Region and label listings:

● ● ●

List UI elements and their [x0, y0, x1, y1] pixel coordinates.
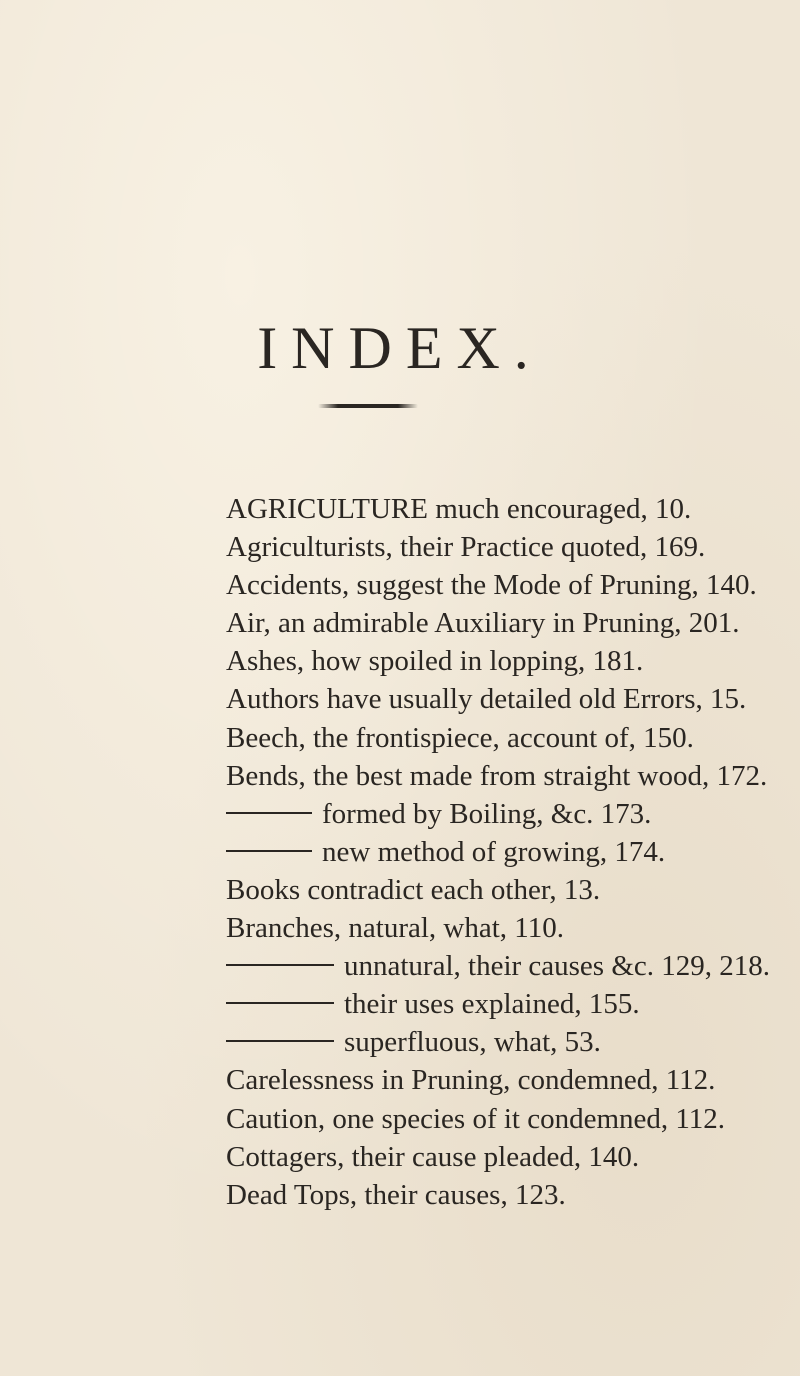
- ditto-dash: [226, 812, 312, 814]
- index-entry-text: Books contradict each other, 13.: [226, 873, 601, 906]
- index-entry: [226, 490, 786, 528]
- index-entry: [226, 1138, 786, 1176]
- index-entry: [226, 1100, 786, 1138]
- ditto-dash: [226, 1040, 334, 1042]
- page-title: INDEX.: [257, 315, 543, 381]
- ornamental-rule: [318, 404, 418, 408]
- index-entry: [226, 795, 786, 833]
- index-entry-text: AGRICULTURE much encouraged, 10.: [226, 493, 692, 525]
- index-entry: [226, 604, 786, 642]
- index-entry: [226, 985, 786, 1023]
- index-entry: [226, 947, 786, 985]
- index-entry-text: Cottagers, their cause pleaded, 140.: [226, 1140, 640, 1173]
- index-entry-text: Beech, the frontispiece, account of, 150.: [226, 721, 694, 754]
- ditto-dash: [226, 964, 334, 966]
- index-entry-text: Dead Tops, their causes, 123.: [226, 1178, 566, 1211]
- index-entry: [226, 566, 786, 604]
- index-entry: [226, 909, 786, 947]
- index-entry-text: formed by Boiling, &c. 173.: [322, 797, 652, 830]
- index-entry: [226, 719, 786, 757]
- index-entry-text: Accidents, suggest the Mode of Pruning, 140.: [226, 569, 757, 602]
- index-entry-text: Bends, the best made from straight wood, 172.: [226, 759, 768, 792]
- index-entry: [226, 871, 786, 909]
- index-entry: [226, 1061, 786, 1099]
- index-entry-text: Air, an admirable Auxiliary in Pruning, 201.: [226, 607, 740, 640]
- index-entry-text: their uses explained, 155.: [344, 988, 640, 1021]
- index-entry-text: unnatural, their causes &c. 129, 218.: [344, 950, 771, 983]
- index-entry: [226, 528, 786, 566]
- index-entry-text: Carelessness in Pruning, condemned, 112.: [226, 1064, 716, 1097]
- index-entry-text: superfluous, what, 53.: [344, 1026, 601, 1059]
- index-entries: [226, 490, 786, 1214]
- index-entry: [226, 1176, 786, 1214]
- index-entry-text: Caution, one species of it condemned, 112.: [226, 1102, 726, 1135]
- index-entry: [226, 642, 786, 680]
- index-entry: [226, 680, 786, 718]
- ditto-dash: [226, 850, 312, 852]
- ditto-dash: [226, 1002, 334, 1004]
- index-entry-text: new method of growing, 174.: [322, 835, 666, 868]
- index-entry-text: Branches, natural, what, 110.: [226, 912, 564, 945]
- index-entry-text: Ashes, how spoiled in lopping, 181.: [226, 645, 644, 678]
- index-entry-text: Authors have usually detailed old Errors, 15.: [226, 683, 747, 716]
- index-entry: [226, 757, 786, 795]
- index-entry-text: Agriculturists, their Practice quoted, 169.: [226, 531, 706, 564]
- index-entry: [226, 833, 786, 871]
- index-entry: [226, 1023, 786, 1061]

● ● ●

**What is being asked**.
Give every line of the rows above as a JSON list of strings, one string per line, with blank lines left out. Leave the pictures out of the answer.

**Result for this exercise**.
[
  "List UI elements and their [x0, y0, x1, y1] pixel coordinates.",
  "- ditto-dash: [226, 812, 312, 814]",
  "- index-entry-text: Books contradict each other, 13.: [226, 873, 601, 906]",
  "- index-entry: [226, 490, 786, 528]",
  "- index-entry: [226, 1138, 786, 1176]",
  "- index-entry: [226, 1100, 786, 1138]",
  "- ditto-dash: [226, 1040, 334, 1042]",
  "- page-title: INDEX.: [257, 315, 543, 381]",
  "- ornamental-rule: [318, 404, 418, 408]",
  "- index-entry: [226, 795, 786, 833]",
  "- index-entry-text: AGRICULTURE much encouraged, 10.: [226, 493, 692, 525]",
  "- index-entry: [226, 604, 786, 642]",
  "- index-entry: [226, 985, 786, 1023]",
  "- index-entry: [226, 947, 786, 985]",
  "- index-entry-text: Cottagers, their cause pleaded, 140.: [226, 1140, 640, 1173]",
  "- index-entry-text: Beech, the frontispiece, account of, 150.: [226, 721, 694, 754]",
  "- ditto-dash: [226, 964, 334, 966]",
  "- index-entry-text: Dead Tops, their causes, 123.: [226, 1178, 566, 1211]",
  "- index-entry: [226, 566, 786, 604]",
  "- index-entry: [226, 909, 786, 947]",
  "- index-entry-text: formed by Boiling, &c. 173.: [322, 797, 652, 830]",
  "- index-entry: [226, 719, 786, 757]",
  "- index-entry-text: Accidents, suggest the Mode of Pruning, 140.: [226, 569, 757, 602]",
  "- index-entry-text: Bends, the best made from straight wood, 172.: [226, 759, 768, 792]",
  "- index-entry: [226, 871, 786, 909]",
  "- index-entry: [226, 1061, 786, 1099]",
  "- index-entry-text: Air, an admirable Auxiliary in Pruning, 201.: [226, 607, 740, 640]",
  "- index-entry-text: their uses explained, 155.: [344, 988, 640, 1021]",
  "- index-entry-text: unnatural, their causes &c. 129, 218.: [344, 950, 771, 983]",
  "- index-entry: [226, 528, 786, 566]",
  "- index-entry-text: Carelessness in Pruning, condemned, 112.: [226, 1064, 716, 1097]",
  "- index-entry-text: superfluous, what, 53.: [344, 1026, 601, 1059]",
  "- index-entries: [226, 490, 786, 1214]",
  "- index-entry: [226, 1176, 786, 1214]",
  "- index-entry-text: Caution, one species of it condemned, 112.: [226, 1102, 726, 1135]",
  "- index-entry: [226, 642, 786, 680]",
  "- index-entry: [226, 680, 786, 718]",
  "- ditto-dash: [226, 850, 312, 852]",
  "- ditto-dash: [226, 1002, 334, 1004]",
  "- index-entry-text: new method of growing, 174.: [322, 835, 666, 868]",
  "- index-entry-text: Branches, natural, what, 110.: [226, 912, 564, 945]",
  "- index-entry-text: Ashes, how spoiled in lopping, 181.: [226, 645, 644, 678]",
  "- index-entry-text: Authors have usually detailed old Errors, 15.: [226, 683, 747, 716]",
  "- index-entry: [226, 757, 786, 795]",
  "- index-entry-text: Agriculturists, their Practice quoted, 169.: [226, 531, 706, 564]",
  "- index-entry: [226, 833, 786, 871]",
  "- index-entry: [226, 1023, 786, 1061]"
]